* **Work required**: List the username of each poster in the forum thread below.
#### Given text ####
Dylant1234 Wed 09-Dec-20 10:52:22

Dear Grannyscrooge, you didn’t explain in your post that you’re in continuous pain, nor that you have an adult autistic son - the latter being emotionally draining and the former being physically draining, esp if you’re on various medications. I too had two extremely mischievous and riotous little grandsons who are turning out to be charming and helpful young men - it’s only a phase and they’ve probably been cooped up a lot this year? I think you need to broach the subject with your daughter, son in law and husband if he’s still alive (you mention ‘we’). Plan for next year that all the work is divided up fairly between you. Also, that after Christmas lunch you and your daughter are going out for a couple of hours, a walk or coffee somewhere (even if it’s your own flask). The menfolk to ensure that everything is cleared and washed up by your return!

Brownowl564 Wed 09-Dec-20 10:52:26

If this Pandemic has taught us anything it is that life is too short to be miserable, you may have left it a bit late to do anything this year but maybe in the new year broach the subject with your daughter, explain that you are in pain, she isn’t psychic and is wrapped up in her and the children’s lives and hasn’t realised that you are in pain and that you hate the current situation at Christmas, they could always start their own family traditional Christmas at home and invite you over just for Dinner on Christmas Day so you can enjoy the rest of the time how you want to next year but you will have to say something even it is very hard to do, you won’t be spoiling Christmas for anyone and may even enjoy it a little without the pressure you are putting on yourself , I hope you can sort it out as you will be happier and it will filter though to everyone else too

polnan Wed 09-Dec-20 10:55:30

I have not read all the posts, apologies, 6 pages!
just got this...

I don`t hate Christmas, it is what we have done to Christmas that I hate..

thankfully, my family agree with me , to a certain extent.

perhaps others have already said this..

one example Christmas is often expressed a Xmas! says it all for me,, delete Christ.
#### Extracted records ####
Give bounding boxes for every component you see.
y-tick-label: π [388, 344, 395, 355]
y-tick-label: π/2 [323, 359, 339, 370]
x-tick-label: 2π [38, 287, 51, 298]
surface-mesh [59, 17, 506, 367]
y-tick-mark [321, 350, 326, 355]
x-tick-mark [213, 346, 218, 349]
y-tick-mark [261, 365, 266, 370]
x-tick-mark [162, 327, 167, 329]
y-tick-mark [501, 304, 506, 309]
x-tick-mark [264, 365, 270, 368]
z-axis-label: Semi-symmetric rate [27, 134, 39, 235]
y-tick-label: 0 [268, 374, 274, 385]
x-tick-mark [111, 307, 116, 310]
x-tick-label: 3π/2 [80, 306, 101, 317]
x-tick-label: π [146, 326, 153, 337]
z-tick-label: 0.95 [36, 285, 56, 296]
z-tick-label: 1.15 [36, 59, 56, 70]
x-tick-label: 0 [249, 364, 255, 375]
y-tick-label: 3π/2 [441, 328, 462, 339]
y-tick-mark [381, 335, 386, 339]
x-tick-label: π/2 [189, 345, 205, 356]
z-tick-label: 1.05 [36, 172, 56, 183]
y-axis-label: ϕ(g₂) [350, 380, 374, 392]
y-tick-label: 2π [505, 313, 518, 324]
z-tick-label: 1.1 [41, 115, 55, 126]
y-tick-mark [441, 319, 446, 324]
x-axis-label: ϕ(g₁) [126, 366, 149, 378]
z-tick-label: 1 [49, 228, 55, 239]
####
* **Solution to this exercise**: Dylant1234, Brownowl564, polnan